**EXERCISE:**
Pull every line with the word "ylabel" out of the entries below.

**Records from a collection of figures:**
■ ■ ■ ■ ■
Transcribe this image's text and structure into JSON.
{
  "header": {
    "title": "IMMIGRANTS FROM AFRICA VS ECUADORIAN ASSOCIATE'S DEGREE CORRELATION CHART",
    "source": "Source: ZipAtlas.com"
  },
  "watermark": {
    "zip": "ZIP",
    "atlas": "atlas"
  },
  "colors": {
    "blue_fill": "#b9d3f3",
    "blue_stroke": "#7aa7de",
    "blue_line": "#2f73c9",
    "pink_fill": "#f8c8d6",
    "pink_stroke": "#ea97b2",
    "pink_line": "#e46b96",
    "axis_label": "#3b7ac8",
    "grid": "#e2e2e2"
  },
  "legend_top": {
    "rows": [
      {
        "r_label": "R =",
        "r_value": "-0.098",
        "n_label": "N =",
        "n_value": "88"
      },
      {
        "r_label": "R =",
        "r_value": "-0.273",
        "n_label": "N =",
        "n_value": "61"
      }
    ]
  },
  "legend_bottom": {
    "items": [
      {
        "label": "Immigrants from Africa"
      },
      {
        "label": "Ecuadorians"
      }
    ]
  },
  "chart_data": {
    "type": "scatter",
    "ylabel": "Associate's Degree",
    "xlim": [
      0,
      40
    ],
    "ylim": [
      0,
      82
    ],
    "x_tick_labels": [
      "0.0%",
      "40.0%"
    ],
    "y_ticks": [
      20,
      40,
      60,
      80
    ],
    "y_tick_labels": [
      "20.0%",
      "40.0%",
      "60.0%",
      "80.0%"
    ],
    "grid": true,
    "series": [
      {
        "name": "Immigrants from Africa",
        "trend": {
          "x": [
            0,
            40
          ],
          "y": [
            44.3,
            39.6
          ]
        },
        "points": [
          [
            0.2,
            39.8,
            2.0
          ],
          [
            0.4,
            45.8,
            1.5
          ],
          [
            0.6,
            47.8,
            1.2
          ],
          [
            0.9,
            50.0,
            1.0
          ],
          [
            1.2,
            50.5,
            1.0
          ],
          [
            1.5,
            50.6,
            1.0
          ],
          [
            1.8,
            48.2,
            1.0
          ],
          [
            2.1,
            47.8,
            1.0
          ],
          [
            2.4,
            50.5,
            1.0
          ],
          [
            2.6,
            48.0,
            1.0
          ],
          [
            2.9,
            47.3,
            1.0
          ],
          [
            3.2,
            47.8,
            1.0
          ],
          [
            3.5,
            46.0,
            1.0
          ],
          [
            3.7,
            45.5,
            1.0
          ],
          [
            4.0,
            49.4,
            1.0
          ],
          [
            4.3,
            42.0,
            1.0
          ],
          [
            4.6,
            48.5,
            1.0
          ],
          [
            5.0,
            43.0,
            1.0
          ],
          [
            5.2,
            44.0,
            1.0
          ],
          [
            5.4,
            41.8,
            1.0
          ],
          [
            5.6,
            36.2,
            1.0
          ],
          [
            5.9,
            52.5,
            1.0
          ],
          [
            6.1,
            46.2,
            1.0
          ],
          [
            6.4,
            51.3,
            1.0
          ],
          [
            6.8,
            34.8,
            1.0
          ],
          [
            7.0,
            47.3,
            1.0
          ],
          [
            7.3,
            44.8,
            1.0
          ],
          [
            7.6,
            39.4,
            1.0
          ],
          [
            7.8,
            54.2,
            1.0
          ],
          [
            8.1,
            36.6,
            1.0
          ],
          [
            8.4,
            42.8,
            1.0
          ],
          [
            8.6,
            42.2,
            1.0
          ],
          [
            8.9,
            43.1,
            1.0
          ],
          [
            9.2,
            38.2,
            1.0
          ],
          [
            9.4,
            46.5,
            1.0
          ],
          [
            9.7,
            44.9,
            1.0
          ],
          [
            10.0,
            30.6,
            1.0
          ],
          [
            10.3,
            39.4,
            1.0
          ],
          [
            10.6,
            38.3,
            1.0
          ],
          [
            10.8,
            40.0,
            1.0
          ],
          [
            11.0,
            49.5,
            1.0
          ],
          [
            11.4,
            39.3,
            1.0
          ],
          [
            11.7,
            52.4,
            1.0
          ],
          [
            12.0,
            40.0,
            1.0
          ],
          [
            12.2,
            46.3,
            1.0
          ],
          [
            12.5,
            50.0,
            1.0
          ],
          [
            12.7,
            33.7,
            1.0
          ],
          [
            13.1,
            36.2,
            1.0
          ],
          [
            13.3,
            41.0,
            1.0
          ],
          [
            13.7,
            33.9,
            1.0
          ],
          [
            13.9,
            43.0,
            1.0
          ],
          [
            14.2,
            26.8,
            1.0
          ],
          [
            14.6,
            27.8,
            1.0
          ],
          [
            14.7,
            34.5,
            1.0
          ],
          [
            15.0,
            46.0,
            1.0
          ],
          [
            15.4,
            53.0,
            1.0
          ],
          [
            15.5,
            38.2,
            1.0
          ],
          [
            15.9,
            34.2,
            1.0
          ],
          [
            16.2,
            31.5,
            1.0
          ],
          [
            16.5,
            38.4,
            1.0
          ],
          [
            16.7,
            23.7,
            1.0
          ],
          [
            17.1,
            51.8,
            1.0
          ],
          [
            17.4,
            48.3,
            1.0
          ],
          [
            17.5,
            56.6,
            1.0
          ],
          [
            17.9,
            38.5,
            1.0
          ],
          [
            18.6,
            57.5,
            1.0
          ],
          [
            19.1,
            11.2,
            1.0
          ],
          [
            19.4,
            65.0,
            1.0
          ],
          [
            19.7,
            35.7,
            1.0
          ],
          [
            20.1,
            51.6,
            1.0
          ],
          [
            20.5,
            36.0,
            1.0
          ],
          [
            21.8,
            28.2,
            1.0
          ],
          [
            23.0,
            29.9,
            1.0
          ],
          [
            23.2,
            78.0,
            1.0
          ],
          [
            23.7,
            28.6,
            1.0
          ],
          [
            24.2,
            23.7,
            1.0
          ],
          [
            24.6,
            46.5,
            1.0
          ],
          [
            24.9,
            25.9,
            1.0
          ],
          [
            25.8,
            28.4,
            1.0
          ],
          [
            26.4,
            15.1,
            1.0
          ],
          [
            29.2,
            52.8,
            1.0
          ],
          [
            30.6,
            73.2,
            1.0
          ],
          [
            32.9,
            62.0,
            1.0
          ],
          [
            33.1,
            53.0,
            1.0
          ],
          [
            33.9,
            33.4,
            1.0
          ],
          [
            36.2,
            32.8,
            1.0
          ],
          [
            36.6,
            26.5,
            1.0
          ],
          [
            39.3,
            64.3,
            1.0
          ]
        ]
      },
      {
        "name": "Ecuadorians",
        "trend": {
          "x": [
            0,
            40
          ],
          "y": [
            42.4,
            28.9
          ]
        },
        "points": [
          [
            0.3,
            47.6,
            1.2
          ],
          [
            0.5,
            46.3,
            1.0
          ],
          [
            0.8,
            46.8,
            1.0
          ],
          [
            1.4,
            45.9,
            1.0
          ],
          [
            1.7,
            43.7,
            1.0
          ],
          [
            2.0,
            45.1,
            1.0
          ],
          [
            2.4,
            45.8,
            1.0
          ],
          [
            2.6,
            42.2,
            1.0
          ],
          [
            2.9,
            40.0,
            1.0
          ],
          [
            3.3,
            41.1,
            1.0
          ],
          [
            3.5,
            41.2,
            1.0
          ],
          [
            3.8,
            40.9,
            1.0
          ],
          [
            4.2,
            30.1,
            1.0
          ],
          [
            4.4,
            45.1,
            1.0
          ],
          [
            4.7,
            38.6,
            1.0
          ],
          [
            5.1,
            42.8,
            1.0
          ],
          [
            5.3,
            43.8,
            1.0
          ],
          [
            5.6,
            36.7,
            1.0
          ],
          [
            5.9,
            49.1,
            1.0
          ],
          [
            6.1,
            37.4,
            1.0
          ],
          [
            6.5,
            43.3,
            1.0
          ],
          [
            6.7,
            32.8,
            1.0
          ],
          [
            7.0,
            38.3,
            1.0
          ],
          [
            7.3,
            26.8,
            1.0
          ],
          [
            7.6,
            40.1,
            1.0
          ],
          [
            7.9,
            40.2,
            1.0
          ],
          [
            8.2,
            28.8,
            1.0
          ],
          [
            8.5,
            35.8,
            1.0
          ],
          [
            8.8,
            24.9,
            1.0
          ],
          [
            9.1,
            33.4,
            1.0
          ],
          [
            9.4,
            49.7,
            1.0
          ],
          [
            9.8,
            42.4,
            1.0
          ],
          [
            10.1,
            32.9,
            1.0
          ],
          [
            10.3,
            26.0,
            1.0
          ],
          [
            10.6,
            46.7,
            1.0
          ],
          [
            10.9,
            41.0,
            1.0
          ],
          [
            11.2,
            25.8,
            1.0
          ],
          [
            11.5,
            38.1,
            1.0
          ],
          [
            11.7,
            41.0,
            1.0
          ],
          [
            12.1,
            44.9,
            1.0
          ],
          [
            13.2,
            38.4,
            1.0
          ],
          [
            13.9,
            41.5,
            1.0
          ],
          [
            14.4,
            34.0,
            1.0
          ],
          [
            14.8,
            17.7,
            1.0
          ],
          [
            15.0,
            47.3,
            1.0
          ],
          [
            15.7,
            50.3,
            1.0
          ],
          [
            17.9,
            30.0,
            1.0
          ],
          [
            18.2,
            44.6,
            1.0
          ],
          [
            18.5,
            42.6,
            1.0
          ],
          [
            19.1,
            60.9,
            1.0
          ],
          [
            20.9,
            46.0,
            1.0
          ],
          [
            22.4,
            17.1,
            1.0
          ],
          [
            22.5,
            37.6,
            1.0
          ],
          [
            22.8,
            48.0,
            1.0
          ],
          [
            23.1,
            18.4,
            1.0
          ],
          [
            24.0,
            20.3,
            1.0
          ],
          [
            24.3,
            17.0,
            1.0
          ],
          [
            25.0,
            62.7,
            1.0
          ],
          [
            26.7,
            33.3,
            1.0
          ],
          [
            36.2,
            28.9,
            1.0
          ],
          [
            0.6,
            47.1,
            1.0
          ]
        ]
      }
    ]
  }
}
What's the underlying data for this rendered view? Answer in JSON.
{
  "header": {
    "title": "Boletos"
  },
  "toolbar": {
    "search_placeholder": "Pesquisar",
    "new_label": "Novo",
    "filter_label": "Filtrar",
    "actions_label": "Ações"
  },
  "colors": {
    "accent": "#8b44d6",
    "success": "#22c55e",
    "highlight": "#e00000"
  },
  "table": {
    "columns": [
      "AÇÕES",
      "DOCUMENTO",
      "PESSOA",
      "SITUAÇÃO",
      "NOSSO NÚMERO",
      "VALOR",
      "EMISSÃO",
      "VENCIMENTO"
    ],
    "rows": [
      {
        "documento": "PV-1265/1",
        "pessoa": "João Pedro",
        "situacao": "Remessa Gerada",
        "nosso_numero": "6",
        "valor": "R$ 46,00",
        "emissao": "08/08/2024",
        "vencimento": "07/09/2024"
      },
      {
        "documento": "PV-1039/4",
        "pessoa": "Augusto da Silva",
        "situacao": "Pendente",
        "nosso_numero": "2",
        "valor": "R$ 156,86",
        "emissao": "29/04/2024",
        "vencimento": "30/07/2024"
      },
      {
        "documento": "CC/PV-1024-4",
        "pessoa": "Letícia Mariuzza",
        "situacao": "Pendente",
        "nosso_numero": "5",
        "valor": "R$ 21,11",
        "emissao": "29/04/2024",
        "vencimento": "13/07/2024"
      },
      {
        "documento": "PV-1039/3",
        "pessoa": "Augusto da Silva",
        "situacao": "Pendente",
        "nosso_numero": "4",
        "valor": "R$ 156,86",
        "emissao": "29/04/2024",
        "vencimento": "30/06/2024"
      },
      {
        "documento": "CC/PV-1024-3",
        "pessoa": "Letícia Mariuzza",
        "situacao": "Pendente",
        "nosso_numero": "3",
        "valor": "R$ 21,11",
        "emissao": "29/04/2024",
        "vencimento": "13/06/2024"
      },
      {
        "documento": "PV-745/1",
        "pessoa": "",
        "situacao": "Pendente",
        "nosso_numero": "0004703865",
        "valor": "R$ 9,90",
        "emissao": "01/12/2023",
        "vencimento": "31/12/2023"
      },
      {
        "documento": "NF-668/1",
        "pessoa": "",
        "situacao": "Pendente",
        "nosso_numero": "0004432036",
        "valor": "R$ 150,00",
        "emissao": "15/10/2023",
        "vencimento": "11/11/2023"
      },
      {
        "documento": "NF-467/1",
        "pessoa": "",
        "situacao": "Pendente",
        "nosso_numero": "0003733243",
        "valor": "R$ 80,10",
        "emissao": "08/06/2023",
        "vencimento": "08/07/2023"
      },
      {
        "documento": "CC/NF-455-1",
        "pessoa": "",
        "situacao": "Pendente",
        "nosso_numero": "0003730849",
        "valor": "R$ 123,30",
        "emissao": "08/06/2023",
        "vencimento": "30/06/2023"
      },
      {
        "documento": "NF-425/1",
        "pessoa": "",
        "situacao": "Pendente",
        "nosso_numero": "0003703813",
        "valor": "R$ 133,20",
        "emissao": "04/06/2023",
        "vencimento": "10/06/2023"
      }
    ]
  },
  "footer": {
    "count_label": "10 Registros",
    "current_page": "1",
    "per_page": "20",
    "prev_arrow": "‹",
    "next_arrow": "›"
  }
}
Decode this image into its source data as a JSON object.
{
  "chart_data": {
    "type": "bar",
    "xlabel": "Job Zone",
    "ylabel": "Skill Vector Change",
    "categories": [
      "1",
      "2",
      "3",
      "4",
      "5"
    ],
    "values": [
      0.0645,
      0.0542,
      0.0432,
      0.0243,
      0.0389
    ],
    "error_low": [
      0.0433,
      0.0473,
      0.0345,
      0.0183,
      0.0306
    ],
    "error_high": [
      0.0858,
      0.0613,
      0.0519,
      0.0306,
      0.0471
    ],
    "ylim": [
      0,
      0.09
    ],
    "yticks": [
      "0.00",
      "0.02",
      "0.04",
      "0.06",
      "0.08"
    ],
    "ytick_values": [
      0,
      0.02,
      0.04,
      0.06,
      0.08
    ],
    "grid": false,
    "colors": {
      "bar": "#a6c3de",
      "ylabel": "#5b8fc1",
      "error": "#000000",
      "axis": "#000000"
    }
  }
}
■ ■ ■ ■ ■
**EXPECTED ANSWER:**
    "ylabel": "Associate's Degree",
    "ylabel": "Skill Vector Change",
      "ylabel": "#5b8fc1",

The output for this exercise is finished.